┌──
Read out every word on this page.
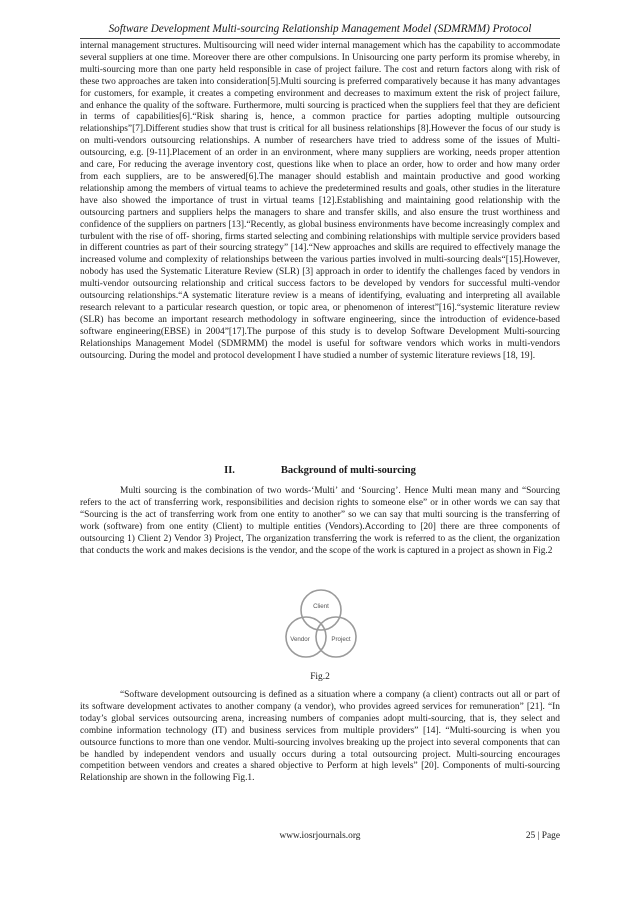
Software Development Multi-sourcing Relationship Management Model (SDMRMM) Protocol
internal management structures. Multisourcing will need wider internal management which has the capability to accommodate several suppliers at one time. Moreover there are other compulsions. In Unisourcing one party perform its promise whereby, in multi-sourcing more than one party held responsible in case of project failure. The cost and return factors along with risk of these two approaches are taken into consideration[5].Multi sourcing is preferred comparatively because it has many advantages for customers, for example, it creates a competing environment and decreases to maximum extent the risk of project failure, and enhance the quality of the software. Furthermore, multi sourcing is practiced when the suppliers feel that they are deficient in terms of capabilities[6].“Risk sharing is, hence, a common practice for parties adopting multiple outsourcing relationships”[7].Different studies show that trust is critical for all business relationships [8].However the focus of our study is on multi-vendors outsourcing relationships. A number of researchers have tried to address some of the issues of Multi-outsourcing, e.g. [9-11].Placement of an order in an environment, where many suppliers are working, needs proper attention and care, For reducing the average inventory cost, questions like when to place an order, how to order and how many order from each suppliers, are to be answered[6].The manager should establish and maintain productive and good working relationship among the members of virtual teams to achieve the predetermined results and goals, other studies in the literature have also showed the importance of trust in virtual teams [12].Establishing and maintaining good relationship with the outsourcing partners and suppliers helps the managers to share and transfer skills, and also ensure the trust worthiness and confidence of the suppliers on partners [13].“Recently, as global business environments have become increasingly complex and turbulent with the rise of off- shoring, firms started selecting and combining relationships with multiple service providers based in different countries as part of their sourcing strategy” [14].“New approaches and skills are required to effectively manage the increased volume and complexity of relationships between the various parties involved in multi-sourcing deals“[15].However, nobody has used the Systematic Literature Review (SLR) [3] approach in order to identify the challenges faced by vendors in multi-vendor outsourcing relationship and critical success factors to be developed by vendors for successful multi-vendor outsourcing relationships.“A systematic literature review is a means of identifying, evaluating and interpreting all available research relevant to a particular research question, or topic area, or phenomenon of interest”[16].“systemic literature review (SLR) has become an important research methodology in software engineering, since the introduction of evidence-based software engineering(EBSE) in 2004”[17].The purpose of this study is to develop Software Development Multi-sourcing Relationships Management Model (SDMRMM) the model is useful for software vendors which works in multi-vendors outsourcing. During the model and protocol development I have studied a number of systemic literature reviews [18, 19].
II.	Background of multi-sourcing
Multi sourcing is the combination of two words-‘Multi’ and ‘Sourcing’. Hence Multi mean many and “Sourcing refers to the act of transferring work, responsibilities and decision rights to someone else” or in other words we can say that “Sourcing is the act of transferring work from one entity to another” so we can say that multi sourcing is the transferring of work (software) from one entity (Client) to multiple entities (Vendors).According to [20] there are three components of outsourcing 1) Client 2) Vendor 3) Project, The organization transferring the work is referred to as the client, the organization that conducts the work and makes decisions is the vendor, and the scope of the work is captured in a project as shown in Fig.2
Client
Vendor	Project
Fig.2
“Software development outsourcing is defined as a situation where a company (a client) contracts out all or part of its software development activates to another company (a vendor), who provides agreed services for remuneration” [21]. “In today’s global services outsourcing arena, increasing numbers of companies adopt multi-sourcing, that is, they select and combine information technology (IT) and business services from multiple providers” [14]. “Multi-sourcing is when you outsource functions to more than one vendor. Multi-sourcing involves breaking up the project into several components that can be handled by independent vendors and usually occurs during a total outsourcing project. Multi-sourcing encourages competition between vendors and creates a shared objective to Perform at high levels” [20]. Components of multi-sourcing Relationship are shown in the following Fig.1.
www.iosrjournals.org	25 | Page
└──
> Exercise aim: Go through the listing above and write it all out exactly, leaving out any picture.

> Task response:
Read out every word on this page.
Software Development Multi-sourcing Relationship Management Model (SDMRMM) Protocol
internal management structures. Multisourcing will need wider internal management which has the capability to accommodate several suppliers at one time. Moreover there are other compulsions. In Unisourcing one party perform its promise whereby, in multi-sourcing more than one party held responsible in case of project failure. The cost and return factors along with risk of these two approaches are taken into consideration[5].Multi sourcing is preferred comparatively because it has many advantages for customers, for example, it creates a competing environment and decreases to maximum extent the risk of project failure, and enhance the quality of the software. Furthermore, multi sourcing is practiced when the suppliers feel that they are deficient in terms of capabilities[6].“Risk sharing is, hence, a common practice for parties adopting multiple outsourcing relationships”[7].Different studies show that trust is critical for all business relationships [8].However the focus of our study is on multi-vendors outsourcing relationships. A number of researchers have tried to address some of the issues of Multi-outsourcing, e.g. [9-11].Placement of an order in an environment, where many suppliers are working, needs proper attention and care, For reducing the average inventory cost, questions like when to place an order, how to order and how many order from each suppliers, are to be answered[6].The manager should establish and maintain productive and good working relationship among the members of virtual teams to achieve the predetermined results and goals, other studies in the literature have also showed the importance of trust in virtual teams [12].Establishing and maintaining good relationship with the outsourcing partners and suppliers helps the managers to share and transfer skills, and also ensure the trust worthiness and confidence of the suppliers on partners [13].“Recently, as global business environments have become increasingly complex and turbulent with the rise of off- shoring, firms started selecting and combining relationships with multiple service providers based in different countries as part of their sourcing strategy” [14].“New approaches and skills are required to effectively manage the increased volume and complexity of relationships between the various parties involved in multi-sourcing deals“[15].However, nobody has used the Systematic Literature Review (SLR) [3] approach in order to identify the challenges faced by vendors in multi-vendor outsourcing relationship and critical success factors to be developed by vendors for successful multi-vendor outsourcing relationships.“A systematic literature review is a means of identifying, evaluating and interpreting all available research relevant to a particular research question, or topic area, or phenomenon of interest”[16].“systemic literature review (SLR) has become an important research methodology in software engineering, since the introduction of evidence-based software engineering(EBSE) in 2004”[17].The purpose of this study is to develop Software Development Multi-sourcing Relationships Management Model (SDMRMM) the model is useful for software vendors which works in multi-vendors outsourcing. During the model and protocol development I have studied a number of systemic literature reviews [18, 19].
II.	Background of multi-sourcing
Multi sourcing is the combination of two words-‘Multi’ and ‘Sourcing’. Hence Multi mean many and “Sourcing refers to the act of transferring work, responsibilities and decision rights to someone else” or in other words we can say that “Sourcing is the act of transferring work from one entity to another” so we can say that multi sourcing is the transferring of work (software) from one entity (Client) to multiple entities (Vendors).According to [20] there are three components of outsourcing 1) Client 2) Vendor 3) Project, The organization transferring the work is referred to as the client, the organization that conducts the work and makes decisions is the vendor, and the scope of the work is captured in a project as shown in Fig.2
Client
Vendor	Project
Fig.2
“Software development outsourcing is defined as a situation where a company (a client) contracts out all or part of its software development activates to another company (a vendor), who provides agreed services for remuneration” [21]. “In today’s global services outsourcing arena, increasing numbers of companies adopt multi-sourcing, that is, they select and combine information technology (IT) and business services from multiple providers” [14]. “Multi-sourcing is when you outsource functions to more than one vendor. Multi-sourcing involves breaking up the project into several components that can be handled by independent vendors and usually occurs during a total outsourcing project. Multi-sourcing encourages competition between vendors and creates a shared objective to Perform at high levels” [20]. Components of multi-sourcing Relationship are shown in the following Fig.1.
www.iosrjournals.org	25 | Page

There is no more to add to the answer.